■ **Stated problem**:
Reproduce the listing exactly, with no pictures in your copy.

■ **Given data**:
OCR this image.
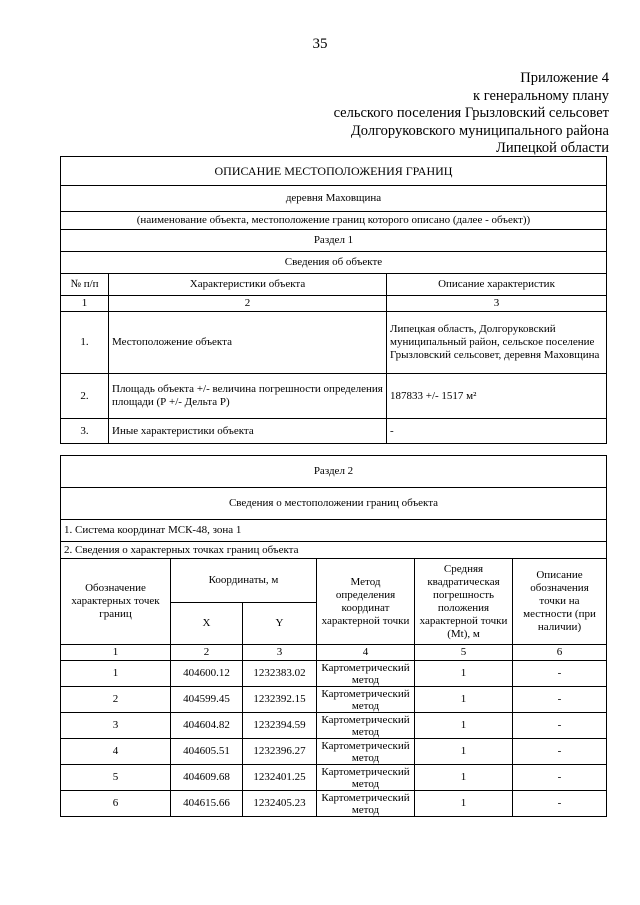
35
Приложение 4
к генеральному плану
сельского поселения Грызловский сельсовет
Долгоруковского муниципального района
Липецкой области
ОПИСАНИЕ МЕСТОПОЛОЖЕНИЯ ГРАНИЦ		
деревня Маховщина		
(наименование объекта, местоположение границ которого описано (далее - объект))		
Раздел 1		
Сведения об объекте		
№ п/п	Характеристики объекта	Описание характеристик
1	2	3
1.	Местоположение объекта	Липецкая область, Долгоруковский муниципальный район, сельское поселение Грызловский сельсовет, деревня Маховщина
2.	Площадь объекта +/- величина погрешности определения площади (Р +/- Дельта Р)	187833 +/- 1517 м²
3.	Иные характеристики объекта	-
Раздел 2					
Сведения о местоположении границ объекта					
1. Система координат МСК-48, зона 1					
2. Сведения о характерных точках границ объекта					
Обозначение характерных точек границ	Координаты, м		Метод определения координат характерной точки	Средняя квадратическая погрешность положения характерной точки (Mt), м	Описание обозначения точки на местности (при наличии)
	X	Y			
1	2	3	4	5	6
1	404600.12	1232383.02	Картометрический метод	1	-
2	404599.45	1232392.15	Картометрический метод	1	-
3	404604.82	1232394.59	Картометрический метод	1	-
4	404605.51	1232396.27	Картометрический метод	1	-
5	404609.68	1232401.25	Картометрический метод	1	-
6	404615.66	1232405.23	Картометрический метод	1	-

■ **Worked answer**:
OCR this image.
35
Приложение 4
к генеральному плану
сельского поселения Грызловский сельсовет
Долгоруковского муниципального района
Липецкой области
ОПИСАНИЕ МЕСТОПОЛОЖЕНИЯ ГРАНИЦ		
деревня Маховщина		
(наименование объекта, местоположение границ которого описано (далее - объект))		
Раздел 1		
Сведения об объекте		
№ п/п	Характеристики объекта	Описание характеристик
1	2	3
1.	Местоположение объекта	Липецкая область, Долгоруковский муниципальный район, сельское поселение Грызловский сельсовет, деревня Маховщина
2.	Площадь объекта +/- величина погрешности определения площади (Р +/- Дельта Р)	187833 +/- 1517 м²
3.	Иные характеристики объекта	-
Раздел 2					
Сведения о местоположении границ объекта					
1. Система координат МСК-48, зона 1					
2. Сведения о характерных точках границ объекта					
Обозначение характерных точек границ	Координаты, м		Метод определения координат характерной точки	Средняя квадратическая погрешность положения характерной точки (Mt), м	Описание обозначения точки на местности (при наличии)
	X	Y			
1	2	3	4	5	6
1	404600.12	1232383.02	Картометрический метод	1	-
2	404599.45	1232392.15	Картометрический метод	1	-
3	404604.82	1232394.59	Картометрический метод	1	-
4	404605.51	1232396.27	Картометрический метод	1	-
5	404609.68	1232401.25	Картометрический метод	1	-
6	404615.66	1232405.23	Картометрический метод	1	-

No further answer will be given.